*Supplied data*.
--- BEGIN ---

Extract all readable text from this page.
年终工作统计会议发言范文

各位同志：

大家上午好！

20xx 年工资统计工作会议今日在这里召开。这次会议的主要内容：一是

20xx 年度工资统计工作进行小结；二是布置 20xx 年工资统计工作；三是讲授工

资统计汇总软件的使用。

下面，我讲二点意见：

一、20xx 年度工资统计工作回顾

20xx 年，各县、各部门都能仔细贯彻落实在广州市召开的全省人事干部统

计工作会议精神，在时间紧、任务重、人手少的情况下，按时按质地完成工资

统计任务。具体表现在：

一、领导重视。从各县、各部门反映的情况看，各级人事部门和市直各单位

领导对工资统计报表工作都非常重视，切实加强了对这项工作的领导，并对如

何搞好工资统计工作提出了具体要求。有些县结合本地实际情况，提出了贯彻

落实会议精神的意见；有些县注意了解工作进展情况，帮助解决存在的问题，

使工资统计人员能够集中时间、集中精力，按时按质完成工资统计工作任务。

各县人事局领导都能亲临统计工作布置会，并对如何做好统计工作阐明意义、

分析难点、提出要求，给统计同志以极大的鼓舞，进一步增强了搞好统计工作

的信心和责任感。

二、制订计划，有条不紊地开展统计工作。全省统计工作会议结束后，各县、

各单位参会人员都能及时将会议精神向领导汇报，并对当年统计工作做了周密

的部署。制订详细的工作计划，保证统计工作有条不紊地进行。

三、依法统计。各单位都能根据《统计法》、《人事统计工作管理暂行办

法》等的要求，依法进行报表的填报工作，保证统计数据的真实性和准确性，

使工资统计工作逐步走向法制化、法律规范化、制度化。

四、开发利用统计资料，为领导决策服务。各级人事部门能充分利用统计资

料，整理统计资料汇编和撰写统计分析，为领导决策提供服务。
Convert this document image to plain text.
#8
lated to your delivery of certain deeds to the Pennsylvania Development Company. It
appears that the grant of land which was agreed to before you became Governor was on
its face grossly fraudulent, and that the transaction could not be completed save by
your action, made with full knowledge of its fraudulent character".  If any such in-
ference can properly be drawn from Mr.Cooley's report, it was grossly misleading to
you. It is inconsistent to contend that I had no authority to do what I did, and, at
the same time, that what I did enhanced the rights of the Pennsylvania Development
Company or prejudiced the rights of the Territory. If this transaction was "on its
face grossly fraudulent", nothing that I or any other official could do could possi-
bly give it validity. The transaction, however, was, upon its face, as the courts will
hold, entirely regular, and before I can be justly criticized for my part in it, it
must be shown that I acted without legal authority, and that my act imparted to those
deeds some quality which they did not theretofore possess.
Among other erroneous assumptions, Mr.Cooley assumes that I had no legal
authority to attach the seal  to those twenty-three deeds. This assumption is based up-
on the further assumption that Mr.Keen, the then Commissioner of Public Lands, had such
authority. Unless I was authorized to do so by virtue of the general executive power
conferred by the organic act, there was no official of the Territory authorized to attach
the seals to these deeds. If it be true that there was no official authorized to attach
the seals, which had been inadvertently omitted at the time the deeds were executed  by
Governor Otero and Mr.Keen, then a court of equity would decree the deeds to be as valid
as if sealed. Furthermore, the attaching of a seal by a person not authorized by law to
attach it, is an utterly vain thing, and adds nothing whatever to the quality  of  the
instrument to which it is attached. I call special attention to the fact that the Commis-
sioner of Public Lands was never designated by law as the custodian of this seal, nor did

--- END ---

*Goal of the exercise*.
Copy out every line from the data above that has "nothing" in it.

*The answer*.
face grossly fraudulent", nothing that I or any other official could do could possi-
attach it, is an utterly vain thing, and adds nothing whatever to the quality  of  the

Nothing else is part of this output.